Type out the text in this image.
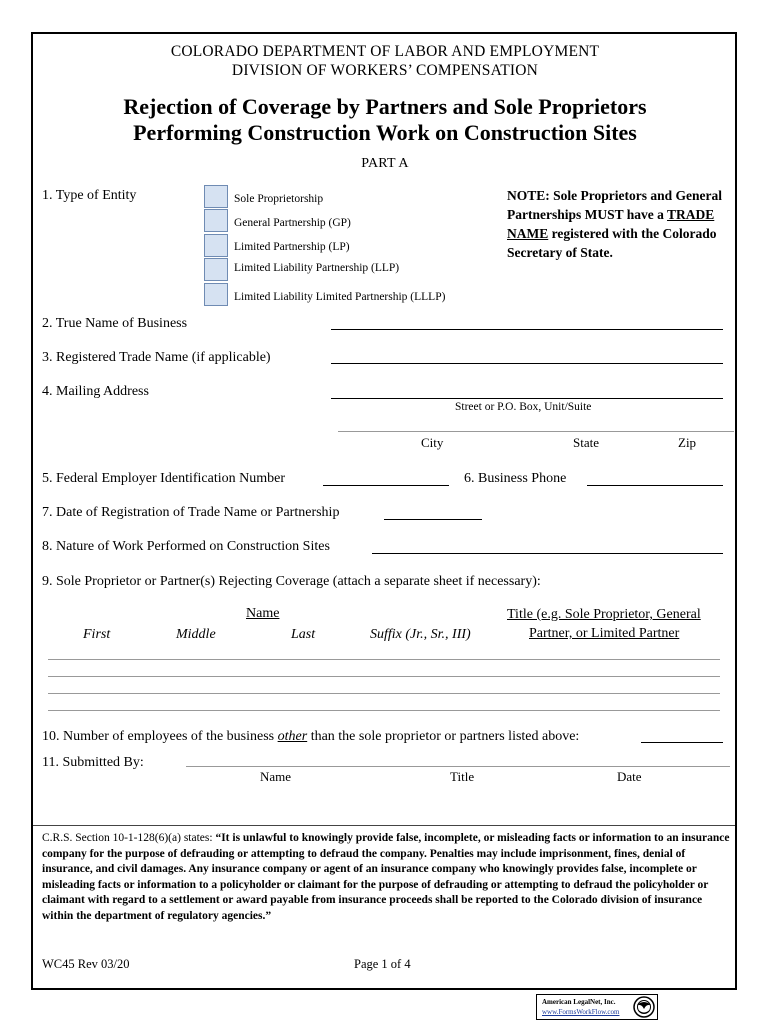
COLORADO DEPARTMENT OF LABOR AND EMPLOYMENT
DIVISION OF WORKERS’ COMPENSATION
Rejection of Coverage by Partners and Sole Proprietors
Performing Construction Work on Construction Sites
PART A
1. Type of Entity	Sole Proprietorship
General Partnership (GP)
Limited Partnership (LP)
Limited Liability Partnership (LLP)
Limited Liability Limited Partnership (LLLP)
NOTE: Sole Proprietors and General Partnerships MUST have a TRADE NAME registered with the Colorado Secretary of State.
2. True Name of Business
3. Registered Trade Name (if applicable)
4. Mailing Address
Street or P.O. Box, Unit/Suite
City	State	Zip
5. Federal Employer Identification Number	6. Business Phone
7. Date of Registration of Trade Name or Partnership
8. Nature of Work Performed on Construction Sites
9. Sole Proprietor or Partner(s) Rejecting Coverage (attach a separate sheet if necessary):
Name
First	Middle	Last	Suffix (Jr., Sr., III)
Title (e.g. Sole Proprietor, General
Partner, or Limited Partner
10. Number of employees of the business other than the sole proprietor or partners listed above:
11. Submitted By:
Name	Title	Date
C.R.S. Section 10-1-128(6)(a) states: “It is unlawful to knowingly provide false, incomplete, or misleading facts or information to an insurance company for the purpose of defrauding or attempting to defraud the company. Penalties may include imprisonment, fines, denial of insurance, and civil damages. Any insurance company or agent of an insurance company who knowingly provides false, incomplete or misleading facts or information to a policyholder or claimant for the purpose of defrauding or attempting to defraud the policyholder or claimant with regard to a settlement or award payable from insurance proceeds shall be reported to the Colorado division of insurance within the department of regulatory agencies.”
WC45 Rev 03/20	Page 1 of 4
American LegalNet, Inc.
www.FormsWorkFlow.com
+--
* GOAL *
Reproduce the entries above word for word. Pictures stay out.

* REPLY TO THE TASK *
Type out the text in this image.
COLORADO DEPARTMENT OF LABOR AND EMPLOYMENT
DIVISION OF WORKERS’ COMPENSATION
Rejection of Coverage by Partners and Sole Proprietors
Performing Construction Work on Construction Sites
PART A
1. Type of Entity	Sole Proprietorship
General Partnership (GP)
Limited Partnership (LP)
Limited Liability Partnership (LLP)
Limited Liability Limited Partnership (LLLP)
NOTE: Sole Proprietors and General Partnerships MUST have a TRADE NAME registered with the Colorado Secretary of State.
2. True Name of Business
3. Registered Trade Name (if applicable)
4. Mailing Address
Street or P.O. Box, Unit/Suite
City	State	Zip
5. Federal Employer Identification Number	6. Business Phone
7. Date of Registration of Trade Name or Partnership
8. Nature of Work Performed on Construction Sites
9. Sole Proprietor or Partner(s) Rejecting Coverage (attach a separate sheet if necessary):
Name
First	Middle	Last	Suffix (Jr., Sr., III)
Title (e.g. Sole Proprietor, General
Partner, or Limited Partner
10. Number of employees of the business other than the sole proprietor or partners listed above:
11. Submitted By:
Name	Title	Date
C.R.S. Section 10-1-128(6)(a) states: “It is unlawful to knowingly provide false, incomplete, or misleading facts or information to an insurance company for the purpose of defrauding or attempting to defraud the company. Penalties may include imprisonment, fines, denial of insurance, and civil damages. Any insurance company or agent of an insurance company who knowingly provides false, incomplete or misleading facts or information to a policyholder or claimant for the purpose of defrauding or attempting to defraud the policyholder or claimant with regard to a settlement or award payable from insurance proceeds shall be reported to the Colorado division of insurance within the department of regulatory agencies.”
WC45 Rev 03/20	Page 1 of 4
American LegalNet, Inc.
www.FormsWorkFlow.com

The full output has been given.